**GIVEN INSTRUCTION**
Print all of the data exactly.

**DATA ROWS**

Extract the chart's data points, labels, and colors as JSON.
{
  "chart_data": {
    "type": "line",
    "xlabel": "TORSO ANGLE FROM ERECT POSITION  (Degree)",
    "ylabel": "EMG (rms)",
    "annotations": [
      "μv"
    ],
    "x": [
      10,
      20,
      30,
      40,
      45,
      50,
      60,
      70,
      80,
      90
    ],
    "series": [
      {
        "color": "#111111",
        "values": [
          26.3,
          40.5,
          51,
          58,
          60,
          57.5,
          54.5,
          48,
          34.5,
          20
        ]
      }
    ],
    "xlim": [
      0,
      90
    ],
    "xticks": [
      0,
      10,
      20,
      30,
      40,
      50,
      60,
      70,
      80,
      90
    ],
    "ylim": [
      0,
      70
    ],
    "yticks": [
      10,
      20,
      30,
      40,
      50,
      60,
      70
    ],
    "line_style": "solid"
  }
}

**ANSWER TO THE EXERCISE**
Extract the chart's data points, labels, and colors as JSON.
{
  "chart_data": {
    "type": "line",
    "xlabel": "TORSO ANGLE FROM ERECT POSITION  (Degree)",
    "ylabel": "EMG (rms)",
    "annotations": [
      "μv"
    ],
    "x": [
      10,
      20,
      30,
      40,
      45,
      50,
      60,
      70,
      80,
      90
    ],
    "series": [
      {
        "color": "#111111",
        "values": [
          26.3,
          40.5,
          51,
          58,
          60,
          57.5,
          54.5,
          48,
          34.5,
          20
        ]
      }
    ],
    "xlim": [
      0,
      90
    ],
    "xticks": [
      0,
      10,
      20,
      30,
      40,
      50,
      60,
      70,
      80,
      90
    ],
    "ylim": [
      0,
      70
    ],
    "yticks": [
      10,
      20,
      30,
      40,
      50,
      60,
      70
    ],
    "line_style": "solid"
  }
}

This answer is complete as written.